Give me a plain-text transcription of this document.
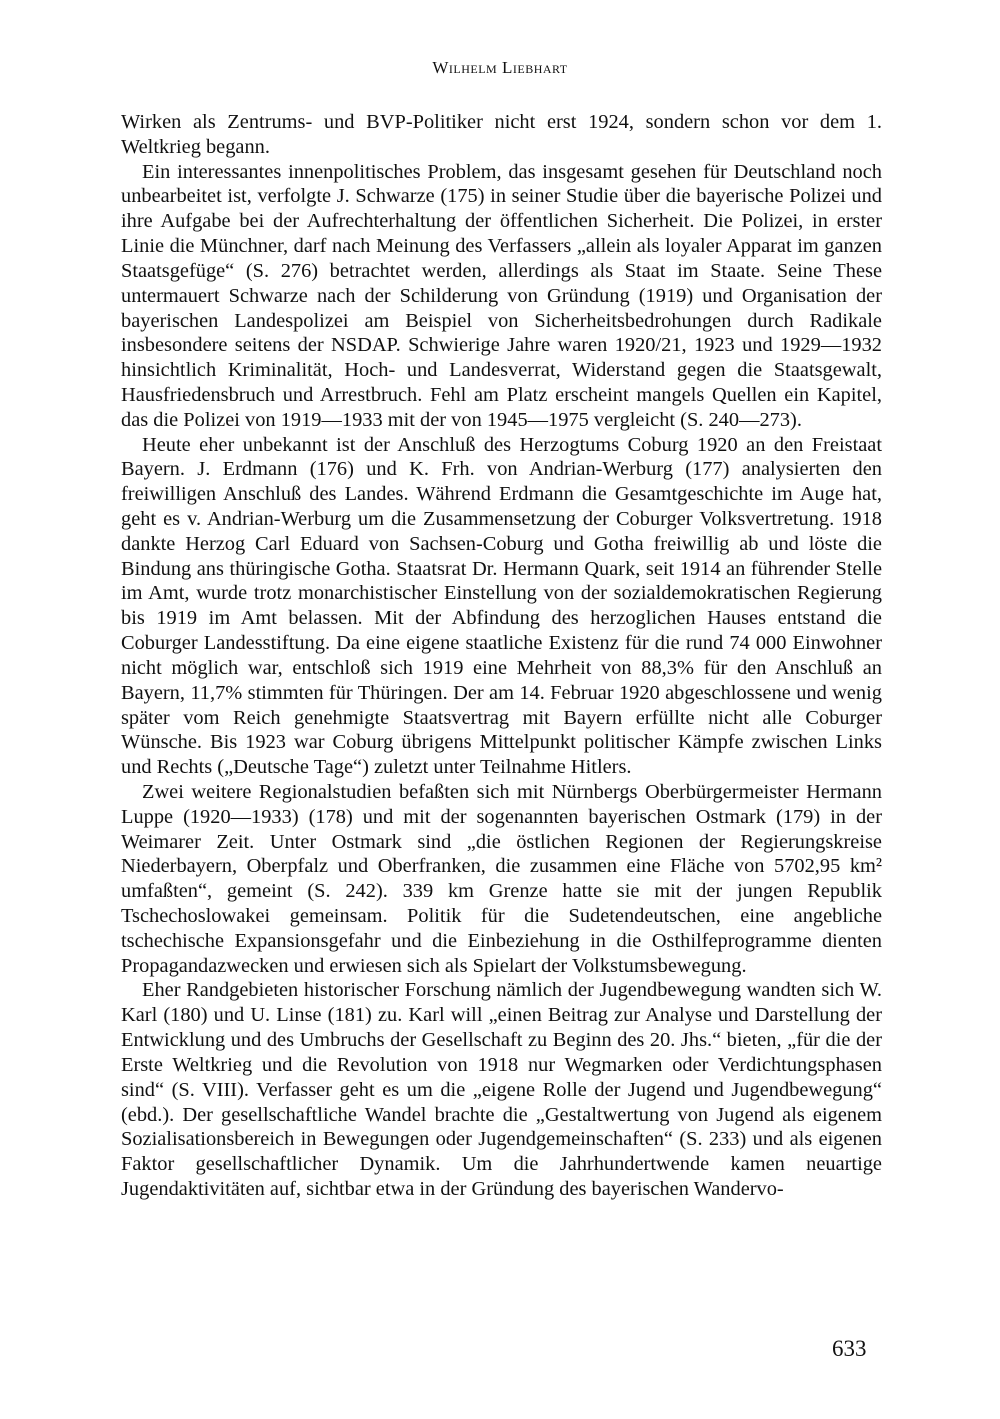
Wilhelm Liebhart

Wirken als Zentrums- und BVP-Politiker nicht erst 1924, sondern schon vor dem 1. Weltkrieg begann.

Ein interessantes innenpolitisches Problem, das insgesamt gesehen für Deutschland noch unbearbeitet ist, verfolgte J. Schwarze (175) in seiner Studie über die bayerische Polizei und ihre Aufgabe bei der Aufrechterhaltung der öffentlichen Sicherheit. Die Polizei, in erster Linie die Münchner, darf nach Meinung des Verfassers „allein als loyaler Apparat im ganzen Staatsgefüge“ (S. 276) betrachtet werden, allerdings als Staat im Staate. Seine These untermauert Schwarze nach der Schilderung von Gründung (1919) und Organisation der bayerischen Landespolizei am Beispiel von Sicherheitsbedrohungen durch Radikale insbesondere seitens der NSDAP. Schwierige Jahre waren 1920/21, 1923 und 1929—1932 hinsichtlich Kriminalität, Hoch- und Landesverrat, Widerstand gegen die Staatsgewalt, Hausfriedensbruch und Arrestbruch. Fehl am Platz erscheint mangels Quellen ein Kapitel, das die Polizei von 1919—1933 mit der von 1945—1975 vergleicht (S. 240—273).

Heute eher unbekannt ist der Anschluß des Herzogtums Coburg 1920 an den Freistaat Bayern. J. Erdmann (176) und K. Frh. von Andrian-Werburg (177) analysierten den freiwilligen Anschluß des Landes. Während Erdmann die Gesamtgeschichte im Auge hat, geht es v. Andrian-Werburg um die Zusammensetzung der Coburger Volksvertretung. 1918 dankte Herzog Carl Eduard von Sachsen-Coburg und Gotha freiwillig ab und löste die Bindung ans thüringische Gotha. Staatsrat Dr. Hermann Quark, seit 1914 an führender Stelle im Amt, wurde trotz monarchistischer Einstellung von der sozialdemokratischen Regierung bis 1919 im Amt belassen. Mit der Abfindung des herzoglichen Hauses entstand die Coburger Landesstiftung. Da eine eigene staatliche Existenz für die rund 74 000 Einwohner nicht möglich war, entschloß sich 1919 eine Mehrheit von 88,3% für den Anschluß an Bayern, 11,7% stimmten für Thüringen. Der am 14. Februar 1920 abgeschlossene und wenig später vom Reich genehmigte Staatsvertrag mit Bayern erfüllte nicht alle Coburger Wünsche. Bis 1923 war Coburg übrigens Mittelpunkt politischer Kämpfe zwischen Links und Rechts („Deutsche Tage“) zuletzt unter Teilnahme Hitlers.

Zwei weitere Regionalstudien befaßten sich mit Nürnbergs Oberbürgermeister Hermann Luppe (1920—1933) (178) und mit der sogenannten bayerischen Ostmark (179) in der Weimarer Zeit. Unter Ostmark sind „die östlichen Regionen der Regierungskreise Niederbayern, Oberpfalz und Oberfranken, die zusammen eine Fläche von 5702,95 km² umfaßten“, gemeint (S. 242). 339 km Grenze hatte sie mit der jungen Republik Tschechoslowakei gemeinsam. Politik für die Sudetendeutschen, eine angebliche tschechische Expansionsgefahr und die Einbeziehung in die Osthilfeprogramme dienten Propagandazwecken und erwiesen sich als Spielart der Volkstumsbewegung.

Eher Randgebieten historischer Forschung nämlich der Jugendbewegung wandten sich W. Karl (180) und U. Linse (181) zu. Karl will „einen Beitrag zur Analyse und Darstellung der Entwicklung und des Umbruchs der Gesellschaft zu Beginn des 20. Jhs.“ bieten, „für die der Erste Weltkrieg und die Revolution von 1918 nur Wegmarken oder Verdichtungsphasen sind“ (S. VIII). Verfasser geht es um die „eigene Rolle der Jugend und Jugendbewegung“ (ebd.). Der gesellschaftliche Wandel brachte die „Gestaltwertung von Jugend als eigenem Sozialisationsbereich in Bewegungen oder Jugendgemeinschaften“ (S. 233) und als eigenen Faktor gesellschaftlicher Dynamik. Um die Jahrhundertwende kamen neuartige Jugendaktivitäten auf, sichtbar etwa in der Gründung des bayerischen Wandervo-

633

▶ **TASK**
Reproduce the listing exactly. Leave its pictures out.

▶ **FINISHED ANSWER**
Give me a plain-text transcription of this document.
Wilhelm Liebhart

Wirken als Zentrums- und BVP-Politiker nicht erst 1924, sondern schon vor dem 1. Weltkrieg begann.

Ein interessantes innenpolitisches Problem, das insgesamt gesehen für Deutschland noch unbearbeitet ist, verfolgte J. Schwarze (175) in seiner Studie über die bayerische Polizei und ihre Aufgabe bei der Aufrechterhaltung der öffentlichen Sicherheit. Die Polizei, in erster Linie die Münchner, darf nach Meinung des Verfassers „allein als loyaler Apparat im ganzen Staatsgefüge“ (S. 276) betrachtet werden, allerdings als Staat im Staate. Seine These untermauert Schwarze nach der Schilderung von Gründung (1919) und Organisation der bayerischen Landespolizei am Beispiel von Sicherheitsbedrohungen durch Radikale insbesondere seitens der NSDAP. Schwierige Jahre waren 1920/21, 1923 und 1929—1932 hinsichtlich Kriminalität, Hoch- und Landesverrat, Widerstand gegen die Staatsgewalt, Hausfriedensbruch und Arrestbruch. Fehl am Platz erscheint mangels Quellen ein Kapitel, das die Polizei von 1919—1933 mit der von 1945—1975 vergleicht (S. 240—273).

Heute eher unbekannt ist der Anschluß des Herzogtums Coburg 1920 an den Freistaat Bayern. J. Erdmann (176) und K. Frh. von Andrian-Werburg (177) analysierten den freiwilligen Anschluß des Landes. Während Erdmann die Gesamtgeschichte im Auge hat, geht es v. Andrian-Werburg um die Zusammensetzung der Coburger Volksvertretung. 1918 dankte Herzog Carl Eduard von Sachsen-Coburg und Gotha freiwillig ab und löste die Bindung ans thüringische Gotha. Staatsrat Dr. Hermann Quark, seit 1914 an führender Stelle im Amt, wurde trotz monarchistischer Einstellung von der sozialdemokratischen Regierung bis 1919 im Amt belassen. Mit der Abfindung des herzoglichen Hauses entstand die Coburger Landesstiftung. Da eine eigene staatliche Existenz für die rund 74 000 Einwohner nicht möglich war, entschloß sich 1919 eine Mehrheit von 88,3% für den Anschluß an Bayern, 11,7% stimmten für Thüringen. Der am 14. Februar 1920 abgeschlossene und wenig später vom Reich genehmigte Staatsvertrag mit Bayern erfüllte nicht alle Coburger Wünsche. Bis 1923 war Coburg übrigens Mittelpunkt politischer Kämpfe zwischen Links und Rechts („Deutsche Tage“) zuletzt unter Teilnahme Hitlers.

Zwei weitere Regionalstudien befaßten sich mit Nürnbergs Oberbürgermeister Hermann Luppe (1920—1933) (178) und mit der sogenannten bayerischen Ostmark (179) in der Weimarer Zeit. Unter Ostmark sind „die östlichen Regionen der Regierungskreise Niederbayern, Oberpfalz und Oberfranken, die zusammen eine Fläche von 5702,95 km² umfaßten“, gemeint (S. 242). 339 km Grenze hatte sie mit der jungen Republik Tschechoslowakei gemeinsam. Politik für die Sudetendeutschen, eine angebliche tschechische Expansionsgefahr und die Einbeziehung in die Osthilfeprogramme dienten Propagandazwecken und erwiesen sich als Spielart der Volkstumsbewegung.

Eher Randgebieten historischer Forschung nämlich der Jugendbewegung wandten sich W. Karl (180) und U. Linse (181) zu. Karl will „einen Beitrag zur Analyse und Darstellung der Entwicklung und des Umbruchs der Gesellschaft zu Beginn des 20. Jhs.“ bieten, „für die der Erste Weltkrieg und die Revolution von 1918 nur Wegmarken oder Verdichtungsphasen sind“ (S. VIII). Verfasser geht es um die „eigene Rolle der Jugend und Jugendbewegung“ (ebd.). Der gesellschaftliche Wandel brachte die „Gestaltwertung von Jugend als eigenem Sozialisationsbereich in Bewegungen oder Jugendgemeinschaften“ (S. 233) und als eigenen Faktor gesellschaftlicher Dynamik. Um die Jahrhundertwende kamen neuartige Jugendaktivitäten auf, sichtbar etwa in der Gründung des bayerischen Wandervo-

633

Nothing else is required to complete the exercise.